Source records
▶

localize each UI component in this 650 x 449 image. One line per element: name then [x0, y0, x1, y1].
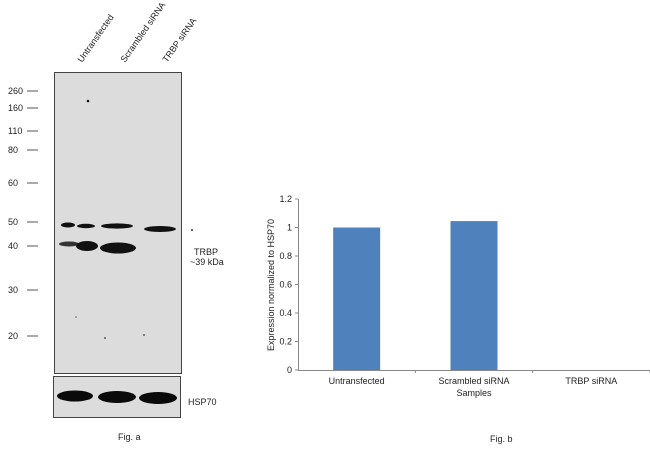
band [59, 241, 79, 247]
marker-label: 30 [8, 285, 18, 295]
target-label: TRBP [194, 247, 218, 257]
band [139, 392, 177, 404]
lane-labels: Untransfected Scrambled siRNA TRBP siRNA [75, 0, 198, 64]
lane-label-scrambled: Scrambled siRNA [118, 0, 167, 64]
marker-label: 60 [8, 178, 18, 188]
blot-panel-trbp [54, 72, 182, 374]
western-blot: Untransfected Scrambled siRNA TRBP siRNA… [8, 0, 224, 442]
lane-label-untransfected: Untransfected [75, 13, 115, 65]
dust-spot [104, 337, 106, 339]
band [101, 223, 133, 229]
marker-label: 40 [8, 241, 18, 251]
x-axis-label: Samples [456, 388, 492, 398]
marker-label: 50 [8, 217, 18, 227]
dust-spot [86, 99, 90, 103]
bar-1 [450, 221, 498, 370]
x-tick-label: Untransfected [329, 376, 385, 386]
fig-a-caption: Fig. a [118, 432, 141, 442]
bar-chart: 0 0.2 0.4 0.6 0.8 1 1.2 Untransfected Scrambled… [266, 194, 650, 398]
lane-label-trbp-sirna: TRBP siRNA [160, 16, 198, 64]
marker-ladder: 260 160 110 80 60 50 40 30 20 [8, 86, 38, 341]
marker-label: 20 [8, 331, 18, 341]
bar-0 [333, 227, 381, 370]
dust-spot [143, 334, 145, 336]
trbp-bands [59, 99, 193, 339]
hsp70-bands [57, 390, 177, 404]
y-axis-label: Expression normalized to HSP70 [266, 219, 276, 351]
marker-label: 110 [8, 126, 22, 136]
y-ticks: 0 0.2 0.4 0.6 0.8 1 1.2 [279, 194, 298, 375]
marker-label: 260 [8, 86, 23, 96]
band [61, 222, 75, 228]
x-ticks: Untransfected Scrambled siRNA TRBP siRNA [329, 370, 650, 386]
y-tick-label: 1.2 [279, 194, 292, 204]
y-tick-label: 0.8 [279, 251, 292, 261]
x-tick-label: Scrambled siRNA [438, 376, 509, 386]
band [100, 242, 136, 254]
band [57, 390, 93, 402]
band [76, 241, 98, 251]
y-tick-label: 0.6 [279, 280, 292, 290]
fig-b-caption: Fig. b [490, 434, 513, 444]
y-tick-label: 1 [287, 223, 292, 233]
dust-spot [191, 229, 193, 231]
band [98, 391, 136, 403]
y-tick-label: 0.2 [279, 337, 292, 347]
y-tick-label: 0 [287, 365, 292, 375]
marker-label: 160 [8, 103, 23, 113]
band [144, 226, 176, 232]
y-tick-label: 0.4 [279, 308, 292, 318]
target-size: ~39 kDa [190, 257, 224, 267]
dust-spot [75, 316, 77, 318]
bars [333, 221, 498, 370]
band [77, 223, 95, 229]
marker-label: 80 [8, 145, 18, 155]
x-tick-label: TRBP siRNA [565, 376, 617, 386]
loading-control-label: HSP70 [188, 397, 217, 407]
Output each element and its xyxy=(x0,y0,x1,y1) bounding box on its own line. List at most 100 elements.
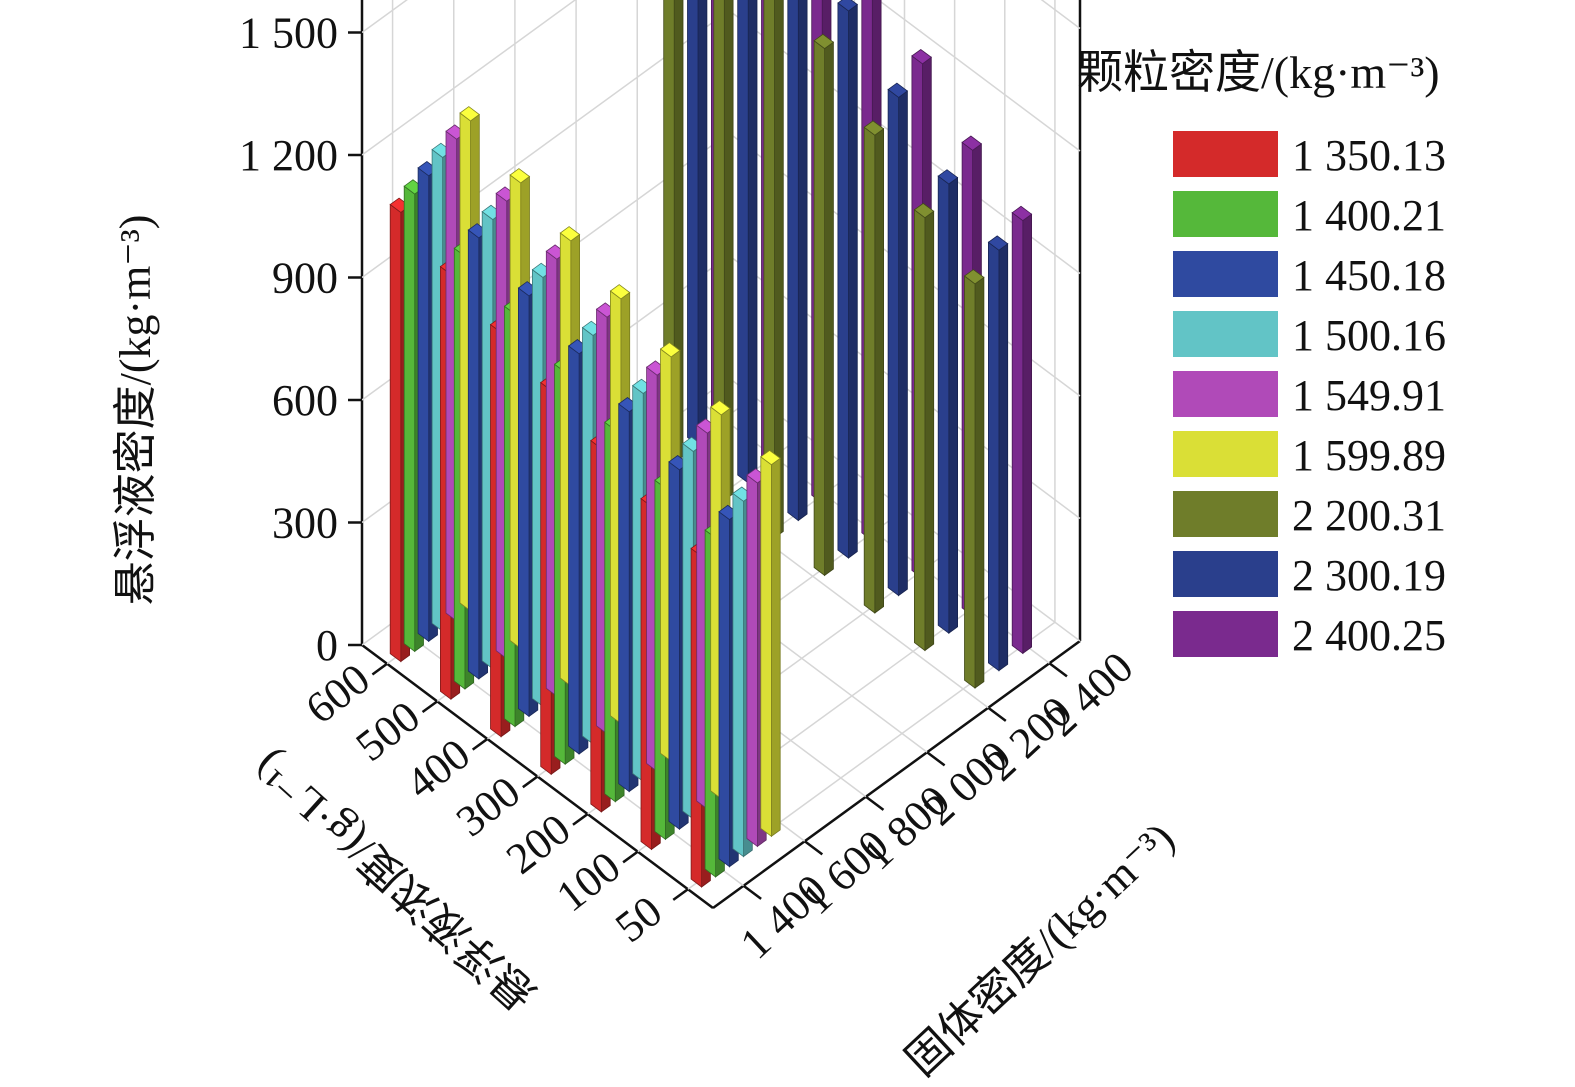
y-tick-label: 300 xyxy=(272,499,338,548)
bar xyxy=(1011,205,1033,655)
bar-face-front xyxy=(668,461,680,831)
bar-face-top xyxy=(659,342,681,358)
bar-face-front xyxy=(403,185,416,653)
z-tick-label: 50 xyxy=(606,886,671,952)
bar-face-top xyxy=(863,120,885,136)
x-tick-mark xyxy=(987,706,1007,722)
legend-label: 1 599.89 xyxy=(1292,431,1446,480)
bar-face-top xyxy=(459,106,480,122)
z-tick-mark xyxy=(622,850,639,864)
legend-label: 2 200.31 xyxy=(1292,491,1446,540)
bar-face-front xyxy=(837,2,849,559)
bar-face-front xyxy=(737,0,749,484)
bar-face-front xyxy=(718,511,730,868)
y-tick-label: 900 xyxy=(272,254,338,303)
bar-face-front xyxy=(988,241,1000,672)
bar-face-front xyxy=(389,203,402,663)
z-tick-mark xyxy=(522,775,539,789)
bar-face-side xyxy=(998,243,1009,672)
bar-face-top xyxy=(509,168,531,184)
bar-face-top xyxy=(559,226,581,242)
z-tick-mark xyxy=(421,700,438,714)
x-tick-mark xyxy=(865,795,885,811)
bar xyxy=(987,235,1009,672)
y-tick-label: 1 500 xyxy=(239,9,338,58)
z-tick-mark xyxy=(572,813,589,826)
legend-swatch xyxy=(1173,311,1278,357)
legend-label: 1 450.18 xyxy=(1292,251,1446,300)
bar-face-top xyxy=(913,202,935,219)
bar xyxy=(963,269,985,689)
bar xyxy=(837,0,858,559)
bar-face-side xyxy=(771,457,781,838)
bar-face-front xyxy=(518,287,530,718)
bar-face-top xyxy=(760,449,781,466)
bar xyxy=(863,120,885,614)
bar-face-top xyxy=(963,269,985,285)
bar-face-side xyxy=(747,0,758,484)
bar-face-side xyxy=(697,0,708,447)
bar-face-top xyxy=(887,82,909,98)
bar-face-front xyxy=(687,0,699,447)
bar-face-top xyxy=(911,49,932,65)
bars-group xyxy=(389,0,1033,888)
bar-face-top xyxy=(813,33,835,50)
grid-line-back xyxy=(361,0,577,156)
bar xyxy=(737,0,758,484)
bar xyxy=(887,82,909,597)
bar-face-front xyxy=(618,403,630,793)
legend-swatch xyxy=(1173,491,1278,537)
x-tick-mark xyxy=(804,840,824,856)
y-tick-label: 1 200 xyxy=(239,131,338,180)
bar xyxy=(760,449,781,838)
bar xyxy=(787,0,808,522)
bar-face-side xyxy=(924,210,935,652)
bar-face-front xyxy=(417,167,430,643)
legend-label: 1 400.21 xyxy=(1292,191,1446,240)
legend-swatch xyxy=(1173,251,1278,297)
x-tick-mark xyxy=(742,884,762,900)
x-axis-title: 固体密度/(kg·m⁻³) xyxy=(897,813,1184,1085)
bar-face-front xyxy=(732,492,744,858)
z-tick-mark xyxy=(672,888,689,901)
legend-swatch xyxy=(1173,191,1278,237)
bar-face-top xyxy=(937,169,959,185)
bar-face-side xyxy=(874,128,884,614)
bar-face-side xyxy=(948,176,958,634)
bar-face-front xyxy=(813,39,825,577)
legend: 颗粒密度/(kg·m⁻³) 1 350.13 1 400.21 1 450.18 1 … xyxy=(1077,47,1446,660)
z-tick-mark xyxy=(471,737,489,751)
bar xyxy=(813,33,835,577)
x-tick-mark xyxy=(1048,662,1068,678)
bar-face-top xyxy=(987,235,1009,251)
y-tick-label: 600 xyxy=(272,376,338,425)
legend-swatch xyxy=(1173,131,1278,177)
bar-face-side xyxy=(974,276,985,689)
bar-face-side xyxy=(1022,213,1032,655)
bar-face-front xyxy=(467,229,480,680)
bar-face-front xyxy=(568,345,580,755)
legend-swatch xyxy=(1173,371,1278,417)
bar xyxy=(687,0,708,447)
legend-label: 1 549.91 xyxy=(1292,371,1446,420)
z-tick-mark xyxy=(371,662,388,676)
bar-face-front xyxy=(964,275,976,689)
x-tick-mark xyxy=(926,751,946,767)
bar-face-front xyxy=(914,208,926,652)
legend-label: 2 300.19 xyxy=(1292,551,1446,600)
legend-swatch xyxy=(1173,551,1278,597)
bar-face-front xyxy=(760,456,772,838)
bar-face-top xyxy=(710,400,731,416)
bar-face-front xyxy=(746,474,758,848)
legend-swatch xyxy=(1173,611,1278,657)
bar xyxy=(913,202,935,652)
legend-label: 2 400.25 xyxy=(1292,611,1446,660)
frame-edge xyxy=(712,639,1081,910)
bar-face-front xyxy=(787,0,799,522)
bar-face-top xyxy=(609,284,631,300)
bar-face-front xyxy=(937,175,950,634)
bar-face-top xyxy=(961,135,983,151)
bar-face-side xyxy=(898,90,908,597)
legend-label: 1 350.13 xyxy=(1292,131,1446,180)
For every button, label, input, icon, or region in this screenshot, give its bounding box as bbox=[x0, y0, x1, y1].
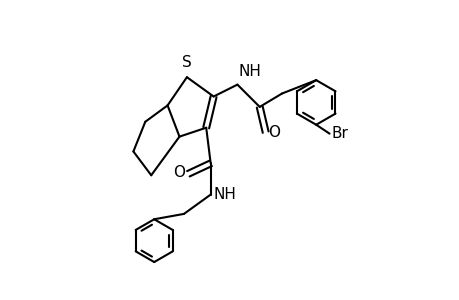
Text: S: S bbox=[182, 55, 191, 70]
Text: O: O bbox=[173, 165, 185, 180]
Text: NH: NH bbox=[213, 187, 235, 202]
Text: Br: Br bbox=[330, 126, 347, 141]
Text: NH: NH bbox=[238, 64, 261, 79]
Text: O: O bbox=[268, 125, 280, 140]
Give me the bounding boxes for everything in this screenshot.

◀

What is asked:
Write out the lines from the one containing "y-tick-label: 300 xyxy=(272,499,338,548)" through the one containing "z-tick-mark xyxy=(421,700,438,714)", inclusive, with no changes.

Exercise response:
y-tick-label: 300 xyxy=(272,499,338,548)
bar xyxy=(1011,205,1033,655)
bar-face-front xyxy=(668,461,680,831)
bar-face-top xyxy=(659,342,681,358)
bar-face-front xyxy=(403,185,416,653)
z-tick-label: 50 xyxy=(606,886,671,952)
bar-face-top xyxy=(863,120,885,136)
x-tick-mark xyxy=(987,706,1007,722)
legend-label: 1 599.89 xyxy=(1292,431,1446,480)
bar-face-top xyxy=(459,106,480,122)
z-tick-mark xyxy=(622,850,639,864)
legend-label: 2 200.31 xyxy=(1292,491,1446,540)
bar-face-front xyxy=(837,2,849,559)
bar-face-front xyxy=(737,0,749,484)
bar-face-front xyxy=(718,511,730,868)
y-tick-label: 900 xyxy=(272,254,338,303)
bar-face-front xyxy=(988,241,1000,672)
bar-face-front xyxy=(389,203,402,663)
z-tick-mark xyxy=(522,775,539,789)
bar-face-side xyxy=(998,243,1009,672)
bar-face-top xyxy=(509,168,531,184)
bar-face-top xyxy=(559,226,581,242)
z-tick-mark xyxy=(421,700,438,714)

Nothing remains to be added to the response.